● **THE REQUEST**: Copy every row below exactly, leaving out the pictures.

>>>>>

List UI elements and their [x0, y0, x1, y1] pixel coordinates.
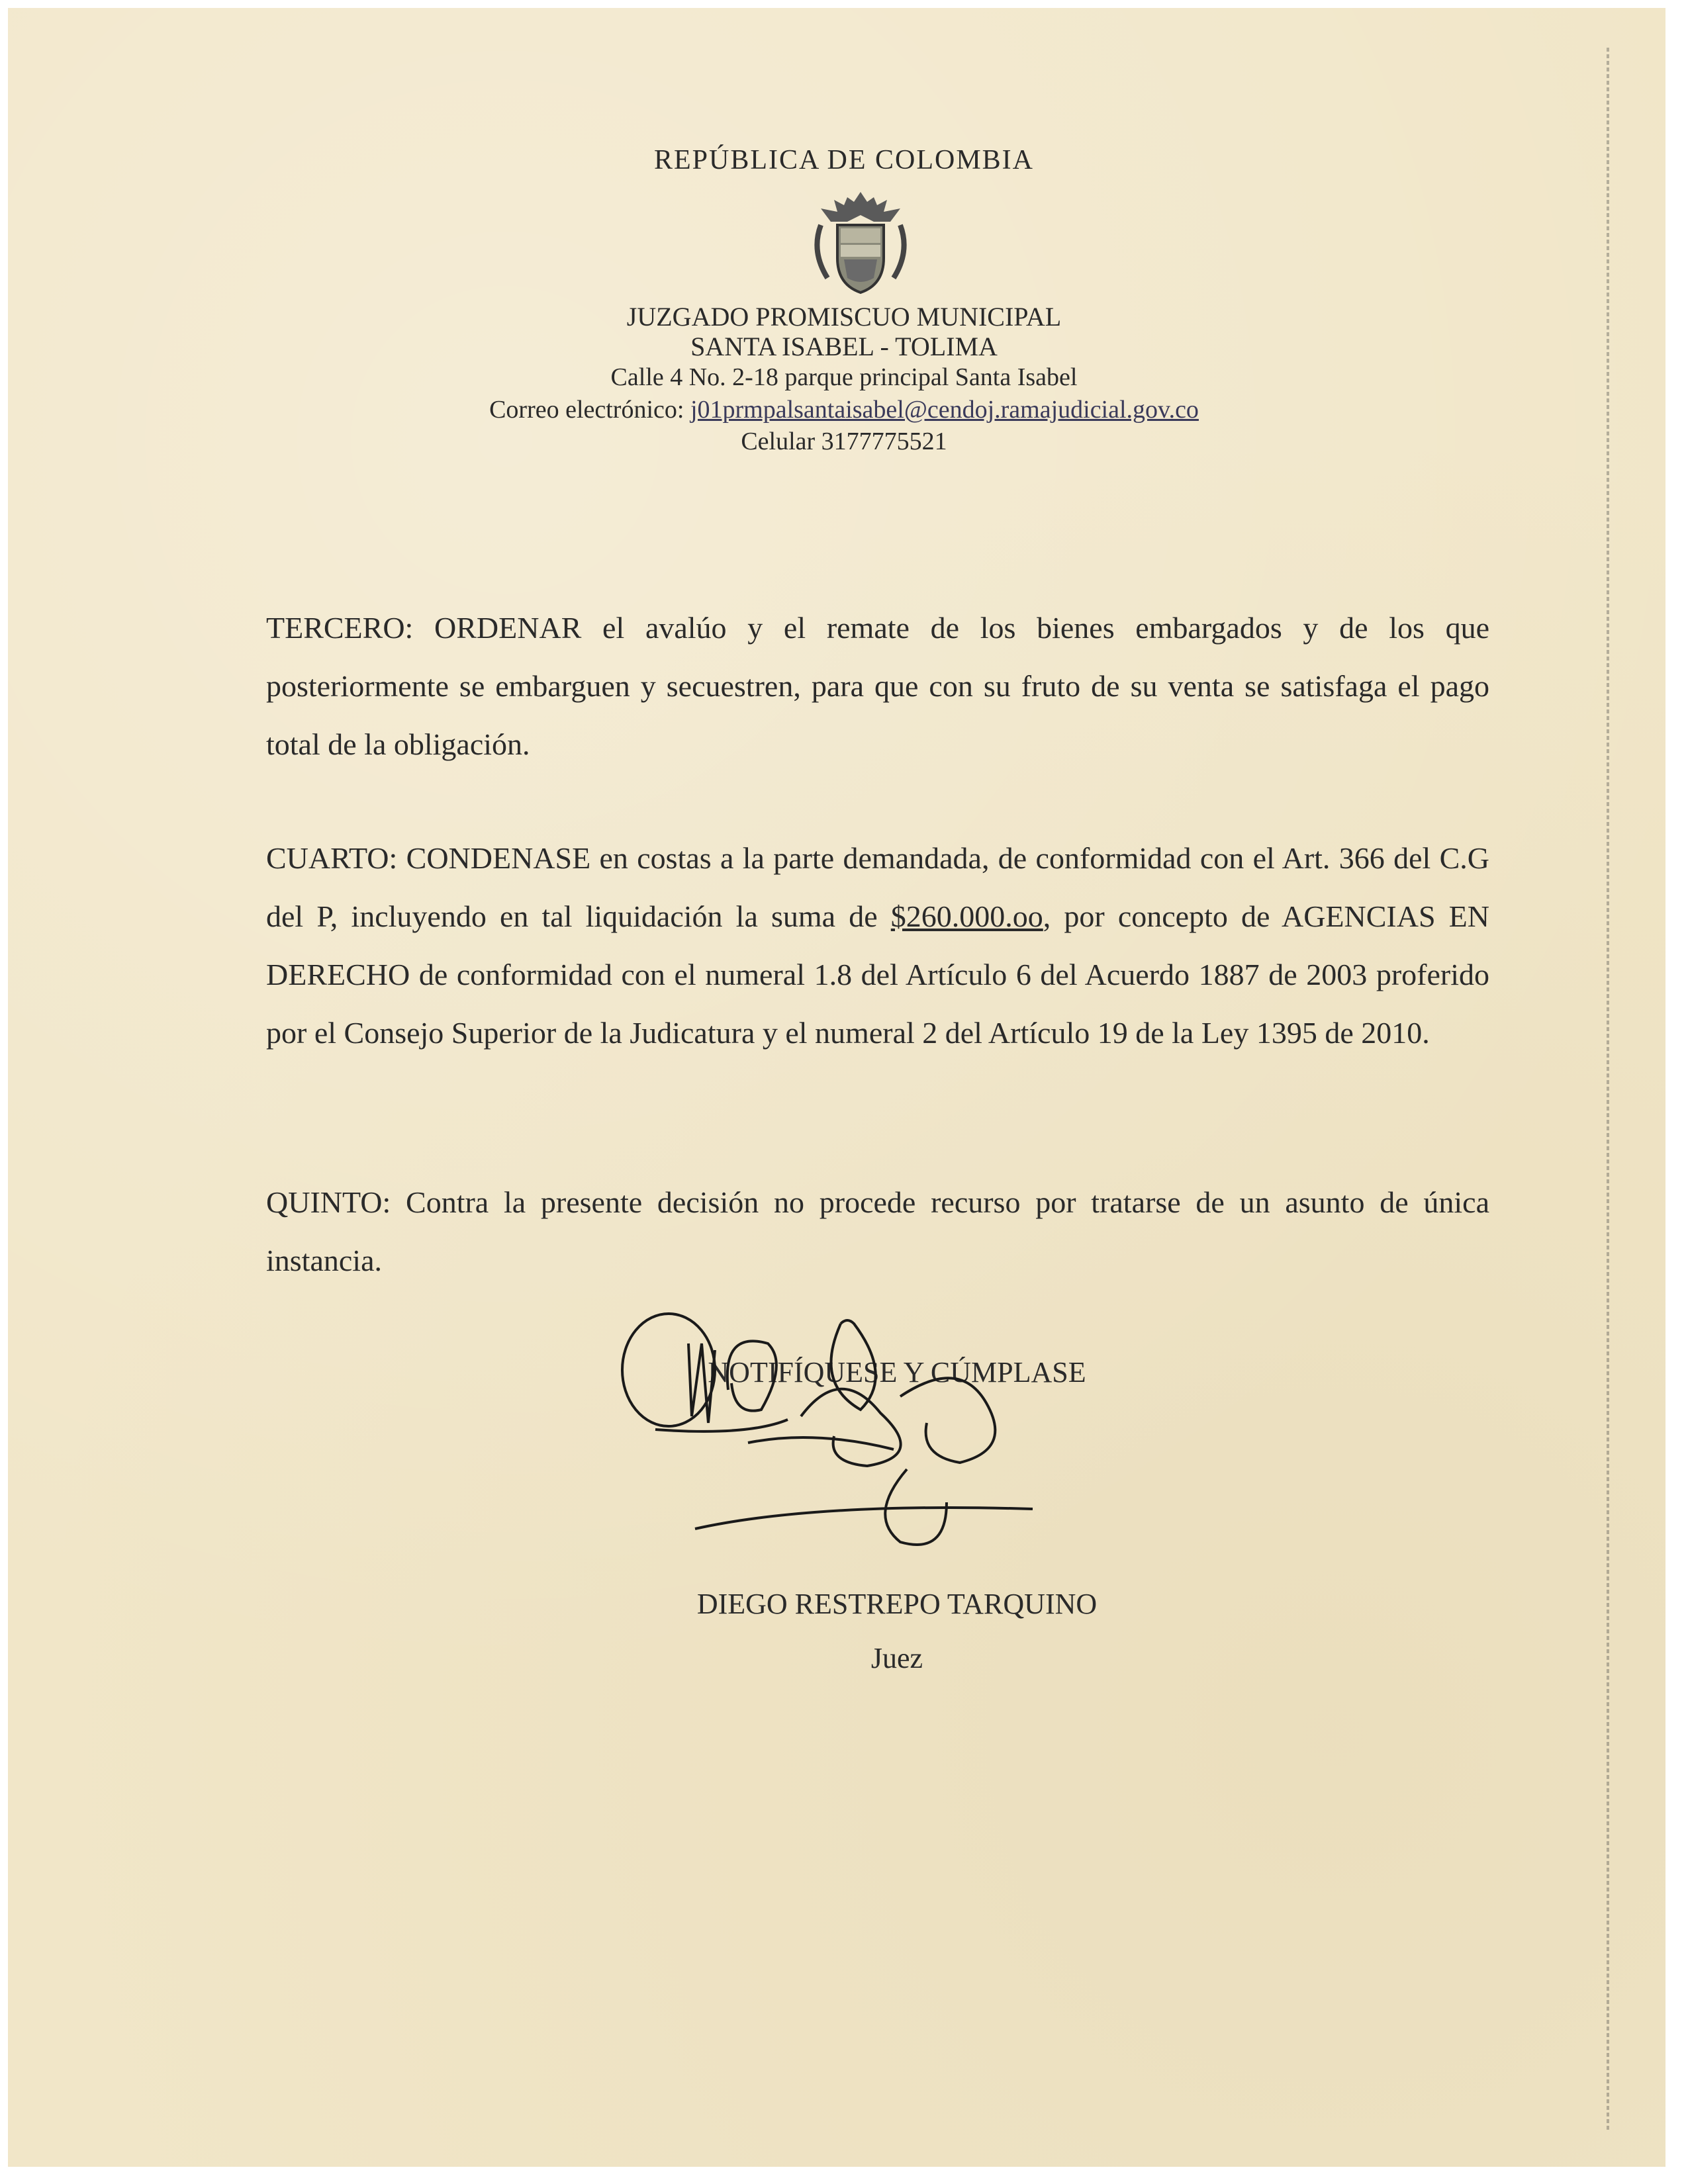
email-line [0, 395, 1688, 424]
email-link[interactable]: j01prmpalsantaisabel@cendoj.ramajudicial.gov.co [690, 396, 1199, 424]
cuarto-text-end: , por concepto de AGENCIAS EN DERECHO de conformidad con el numeral 1.8 del Artículo 6 del Acuerdo 1887 de 2003 proferido por el Consejo Superior de la Judicatura y el numeral 2 del Artículo 19 de la Ley 1395 de 2010. [266, 899, 1489, 1050]
cuarto-amount: $260.000.oo [890, 899, 1043, 933]
notify-line: NOTIFÍQUESE Y CÚMPLASE [708, 1356, 1086, 1388]
judge-name: DIEGO RESTREPO TARQUINO [696, 1588, 1098, 1620]
cuarto-text-start: CUARTO: CONDENASE en costas a la parte demandada, de conformidad con el Art. 366 del C.G del P, incluyendo en tal liquidación la suma de [266, 841, 1489, 933]
colombia-coat-of-arms-icon [808, 185, 914, 298]
paragraph-tercero: TERCERO: ORDENAR el avalúo y el remate de los bienes embargados y de los que posteriormente se embarguen y secuestren, para que con su fruto de su venta se satisfaga el pago total de la obligación. [266, 611, 1489, 761]
country-heading: REPÚBLICA DE COLOMBIA [653, 145, 1035, 175]
court-city: SANTA ISABEL - TOLIMA [690, 332, 998, 361]
paragraph-quinto: QUINTO: Contra la presente decisión no procede recurso por tratarse de un asunto de única instancia. [266, 1185, 1489, 1277]
court-address: Calle 4 No. 2-18 parque principal Santa Isabel [610, 363, 1078, 391]
court-name: JUZGADO PROMISCUO MUNICIPAL [626, 302, 1062, 332]
email-label: Correo electrónico: [489, 396, 690, 424]
judge-title: Juez [870, 1642, 923, 1674]
judge-signature [616, 1304, 1092, 1588]
court-phone: Celular 3177775521 [741, 428, 947, 455]
paragraph-cuarto [266, 829, 1489, 1062]
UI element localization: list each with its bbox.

<<<<<

● **RESULT OF THIS TASK**:
List UI elements and their [x0, y0, x1, y1] pixel coordinates.
email-line [0, 395, 1688, 424]
email-link[interactable]: j01prmpalsantaisabel@cendoj.ramajudicial.gov.co [690, 396, 1199, 424]
cuarto-text-end: , por concepto de AGENCIAS EN DERECHO de conformidad con el numeral 1.8 del Artículo 6 del Acuerdo 1887 de 2003 proferido por el Consejo Superior de la Judicatura y el numeral 2 del Artículo 19 de la Ley 1395 de 2010. [266, 899, 1489, 1050]
cuarto-amount: $260.000.oo [890, 899, 1043, 933]
notify-line: NOTIFÍQUESE Y CÚMPLASE [708, 1356, 1086, 1388]
judge-name: DIEGO RESTREPO TARQUINO [696, 1588, 1098, 1620]
cuarto-text-start: CUARTO: CONDENASE en costas a la parte demandada, de conformidad con el Art. 366 del C.G del P, incluyendo en tal liquidación la suma de [266, 841, 1489, 933]
colombia-coat-of-arms-icon [808, 185, 914, 298]
paragraph-tercero: TERCERO: ORDENAR el avalúo y el remate de los bienes embargados y de los que posteriormente se embarguen y secuestren, para que con su fruto de su venta se satisfaga el pago total de la obligación. [266, 611, 1489, 761]
country-heading: REPÚBLICA DE COLOMBIA [653, 145, 1035, 175]
court-city: SANTA ISABEL - TOLIMA [690, 332, 998, 361]
paragraph-quinto: QUINTO: Contra la presente decisión no procede recurso por tratarse de un asunto de única instancia. [266, 1185, 1489, 1277]
court-address: Calle 4 No. 2-18 parque principal Santa Isabel [610, 363, 1078, 391]
court-name: JUZGADO PROMISCUO MUNICIPAL [626, 302, 1062, 332]
email-label: Correo electrónico: [489, 396, 690, 424]
judge-title: Juez [870, 1642, 923, 1674]
judge-signature [616, 1304, 1092, 1588]
court-phone: Celular 3177775521 [741, 428, 947, 455]
paragraph-cuarto [266, 829, 1489, 1062]
UI element localization: list each with its bbox.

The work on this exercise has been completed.